• What to work on: Return all of the entries word for word, but omit the pictures they contain.

···

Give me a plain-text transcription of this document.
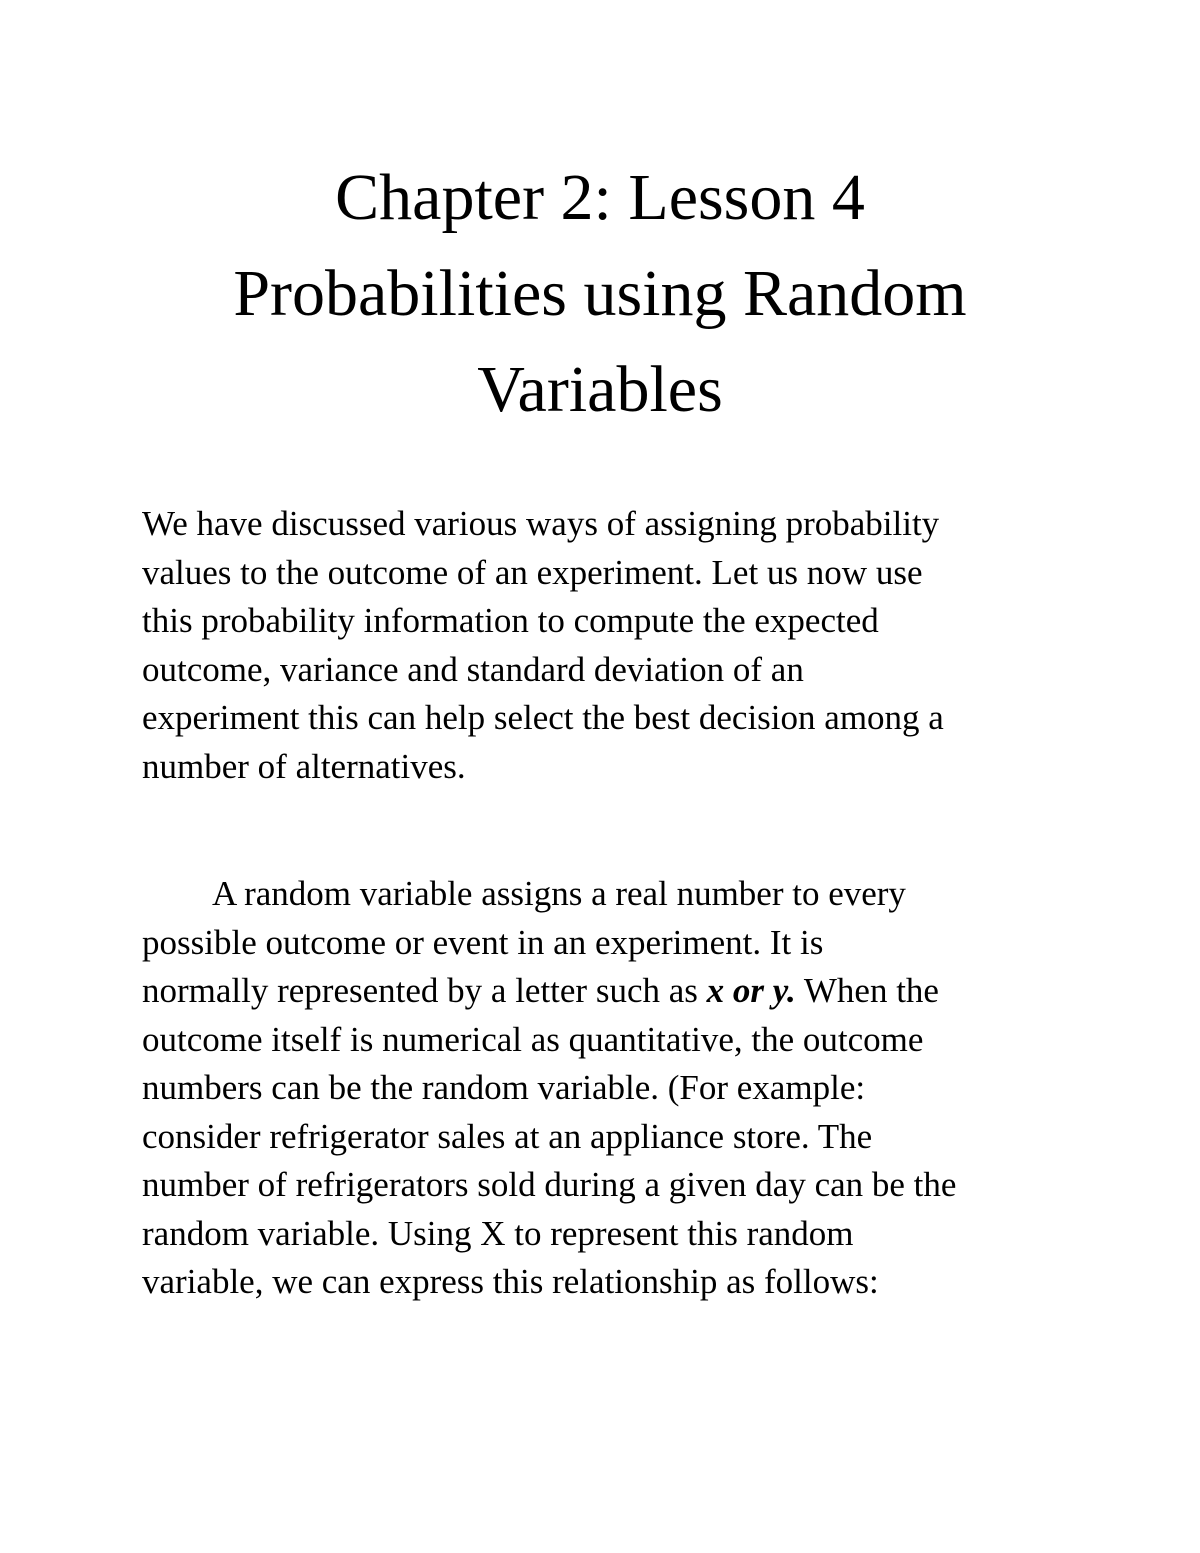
Chapter 2: Lesson 4
Probabilities using Random
Variables
We have discussed various ways of assigning probability
values to the outcome of an experiment. Let us now use
this probability information to compute the expected
outcome, variance and standard deviation of an
experiment this can help select the best decision among a
number of alternatives.
A random variable assigns a real number to every
possible outcome or event in an experiment. It is
normally represented by a letter such as x or y. When the
outcome itself is numerical as quantitative, the outcome
numbers can be the random variable. (For example:
consider refrigerator sales at an appliance store. The
number of refrigerators sold during a given day can be the
random variable. Using X to represent this random
variable, we can express this relationship as follows:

···

• Output for this task:
Give me a plain-text transcription of this document.
Chapter 2: Lesson 4
Probabilities using Random
Variables
We have discussed various ways of assigning probability
values to the outcome of an experiment. Let us now use
this probability information to compute the expected
outcome, variance and standard deviation of an
experiment this can help select the best decision among a
number of alternatives.
A random variable assigns a real number to every
possible outcome or event in an experiment. It is
normally represented by a letter such as x or y. When the
outcome itself is numerical as quantitative, the outcome
numbers can be the random variable. (For example:
consider refrigerator sales at an appliance store. The
number of refrigerators sold during a given day can be the
random variable. Using X to represent this random
variable, we can express this relationship as follows:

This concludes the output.